→ Page excerpt
- - -
In 11 Questions, The A.V. Club asks interesting people the same 11 interesting questions.
Alyssa Limperis is used to working alone. Known for her self-produced comedic videos—especially those where she dons a short wig and impersonates her mother—Limperis is one of the preeminent performers in the medium colloquially referred to as “front-facing comedy.” An L.A.-based actor and comic, she’s amassed a sizable following across social media for her punchy and riotous character work, most of which she creates, shoots, and edits herself (although, full disclosure: Her mother does help her with those impersonation videos). That DIY spirit has been a boon to Limperis during lockdown, allowing her to create and entertain the masses in a time when most were left to their own devices. But don’t get it wrong, she can’t wait to be around people again.
This summer, Limperis has her first starring role in the indie horror-comedy Too Late, playing an assistant trying to make it in the L.A. comedy scene with a boss who’s a literal monster. The comedian relished the collaborative nature on set (she stars alongside Fred Armisen, Mary Lynn Rajskub, Ron Lynch, and more), which is a feeling she’s eager to re-capture: “I do a lot of comedy and stuff on my own, and I love that too, but to be able to work together with people, to tell a story, and to bring a character on a journey, I’m like, “Yeah, that’s my thing!” And while she’s racked up an impressive run of feature credits on shows like Conan and Aunty Donna’s Big Ol’ House Of Fun, Too Late gave her the confidence that she’s on the right path: “I set out to act a long time ago, and I think you have to take leaps—something in my gut told me this is what I want to do. It’s a long road, but there was something really exciting about doing this movie and being like, ‘Oh yeah, my hunch was right!’”
With Too Late hitting digital platforms this week, The A.V. Club wanted to ask Limperis our current round of 11 Questions. The actor discusses how her late father shaped her love of physical comedy with The Three Stooges, the horrifying feeling of getting a “cold call” from a friend, and the dangers of tubing on Lake Winnipesaukee—at least, according to her mother.
- - -
→ Data listing
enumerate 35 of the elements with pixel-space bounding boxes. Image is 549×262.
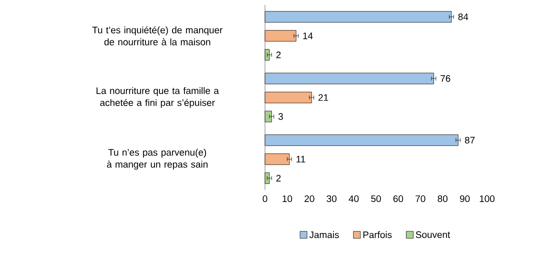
y-tick-label: La nourriture que ta famille a achetée a fini par s’épuiser: [96, 87, 219, 108]
bar: [264, 92, 312, 104]
data-label: 84: [458, 13, 468, 20]
x-tick-label: 90: [460, 195, 470, 202]
bar: [264, 153, 290, 165]
data-label: 87: [464, 136, 475, 144]
x-tick-label: 30: [326, 195, 336, 202]
x-tick-label: 40: [348, 195, 359, 202]
bar: [264, 134, 458, 146]
y-tick-label: Tu n’es pas parvenu(e) à manger un repas sain: [107, 148, 208, 170]
data-label: 76: [440, 75, 450, 82]
legend-label: Souvent: [416, 231, 450, 238]
data-label: 11: [296, 156, 306, 162]
legend-label: Parfois: [363, 231, 392, 238]
data-label: 14: [303, 32, 313, 40]
data-label: 3: [278, 113, 283, 120]
x-tick-label: 60: [393, 195, 404, 202]
legend-label: Jamais: [309, 231, 339, 238]
x-tick-label: 10: [282, 195, 292, 202]
data-label: 2: [276, 52, 281, 58]
bar: [264, 49, 270, 61]
data-label: 2: [276, 174, 281, 182]
bar: [264, 30, 296, 42]
x-tick-label: 0: [262, 195, 268, 202]
bar: [264, 172, 270, 184]
bar: [264, 110, 272, 122]
bar: [264, 11, 452, 23]
bar: [264, 72, 434, 84]
x-tick-label: 80: [438, 195, 448, 202]
x-tick-label: 50: [371, 195, 381, 202]
data-label: 21: [318, 94, 328, 101]
x-tick-label: 20: [304, 195, 314, 202]
y-tick-label: Tu t’es inquiété(e) de manquer de nourriture à la maison: [92, 26, 223, 46]
x-tick-label: 70: [416, 195, 426, 202]
x-tick-label: 100: [480, 195, 495, 202]
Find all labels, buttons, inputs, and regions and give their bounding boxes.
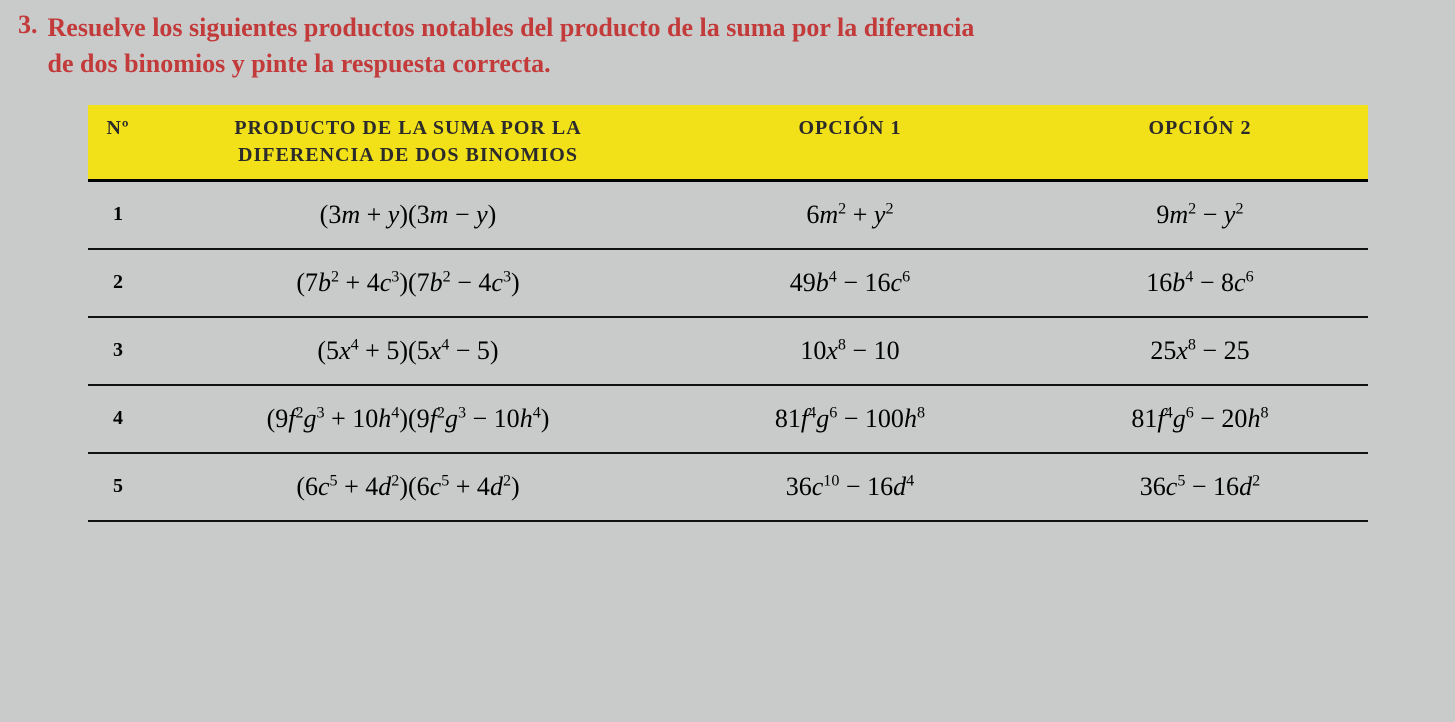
option-1-cell: 10x8 − 10 <box>668 317 1032 385</box>
table-row: 5(6c5 + 4d2)(6c5 + 4d2)36c10 − 16d436c5 … <box>88 453 1368 521</box>
col-product-line2: DIFERENCIA DE DOS BINOMIOS <box>238 144 578 166</box>
col-product: PRODUCTO DE LA SUMA POR LA DIFERENCIA DE… <box>148 105 668 181</box>
col-opt1: OPCIÓN 1 <box>668 105 1032 181</box>
exercise-table-wrap: Nº PRODUCTO DE LA SUMA POR LA DIFERENCIA… <box>88 105 1368 522</box>
table-row: 1(3m + y)(3m − y)6m2 + y29m2 − y2 <box>88 180 1368 249</box>
option-1-cell: 36c10 − 16d4 <box>668 453 1032 521</box>
col-product-line1: PRODUCTO DE LA SUMA POR LA <box>234 117 581 139</box>
row-number: 5 <box>88 453 148 521</box>
prompt-number: 3. <box>18 10 38 83</box>
exercise-prompt: 3. Resuelve los siguientes productos not… <box>18 10 1437 83</box>
product-cell: (3m + y)(3m − y) <box>148 180 668 249</box>
prompt-line-2: de dos binomios y pinte la respuesta cor… <box>48 49 551 78</box>
row-number: 1 <box>88 180 148 249</box>
table-body: 1(3m + y)(3m − y)6m2 + y29m2 − y22(7b2 +… <box>88 180 1368 521</box>
col-opt2: OPCIÓN 2 <box>1032 105 1368 181</box>
row-number: 4 <box>88 385 148 453</box>
option-1-cell: 49b4 − 16c6 <box>668 249 1032 317</box>
table-row: 4(9f2g3 + 10h4)(9f2g3 − 10h4)81f4g6 − 10… <box>88 385 1368 453</box>
product-cell: (6c5 + 4d2)(6c5 + 4d2) <box>148 453 668 521</box>
option-2-cell: 16b4 − 8c6 <box>1032 249 1368 317</box>
table-header-row: Nº PRODUCTO DE LA SUMA POR LA DIFERENCIA… <box>88 105 1368 181</box>
table-row: 3(5x4 + 5)(5x4 − 5)10x8 − 1025x8 − 25 <box>88 317 1368 385</box>
row-number: 3 <box>88 317 148 385</box>
option-1-cell: 6m2 + y2 <box>668 180 1032 249</box>
option-2-cell: 25x8 − 25 <box>1032 317 1368 385</box>
row-number: 2 <box>88 249 148 317</box>
option-2-cell: 9m2 − y2 <box>1032 180 1368 249</box>
option-2-cell: 36c5 − 16d2 <box>1032 453 1368 521</box>
product-cell: (5x4 + 5)(5x4 − 5) <box>148 317 668 385</box>
prompt-line-1: Resuelve los siguientes productos notabl… <box>48 13 975 42</box>
product-cell: (7b2 + 4c3)(7b2 − 4c3) <box>148 249 668 317</box>
exercise-table: Nº PRODUCTO DE LA SUMA POR LA DIFERENCIA… <box>88 105 1368 522</box>
product-cell: (9f2g3 + 10h4)(9f2g3 − 10h4) <box>148 385 668 453</box>
option-2-cell: 81f4g6 − 20h8 <box>1032 385 1368 453</box>
option-1-cell: 81f4g6 − 100h8 <box>668 385 1032 453</box>
prompt-text: Resuelve los siguientes productos notabl… <box>48 10 975 83</box>
col-num: Nº <box>88 105 148 181</box>
table-row: 2(7b2 + 4c3)(7b2 − 4c3)49b4 − 16c616b4 −… <box>88 249 1368 317</box>
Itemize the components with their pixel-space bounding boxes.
- - -
→ What you will do
#1 Pull out the passage of the Alyssa Limperis introduction from "Alyssa Limperis is" to "around people again.", word for word.
#2 According to the Alyssa Limperis introduction, what is the title of the indie horror-comedy that gives Limperis her first starring role?

→ Exercise solutions
#1
Alyssa Limperis is used to working alone. Known for her self-produced comedic videos—especially those where she dons a short wig and impersonates her mother—Limperis is one of the preeminent performers in the medium colloquially referred to as “front-facing comedy.” An L.A.-based actor and comic, she’s amassed a sizable following across social media for her punchy and riotous character work, most of which she creates, shoots, and edits herself (although, full disclosure: Her mother does help her with those impersonation videos). That DIY spirit has been a boon to Limperis during lockdown, allowing her to create and entertain the masses in a time when most were left to their own devices. But don’t get it wrong, she can’t wait to be around people again.

#2 Too Late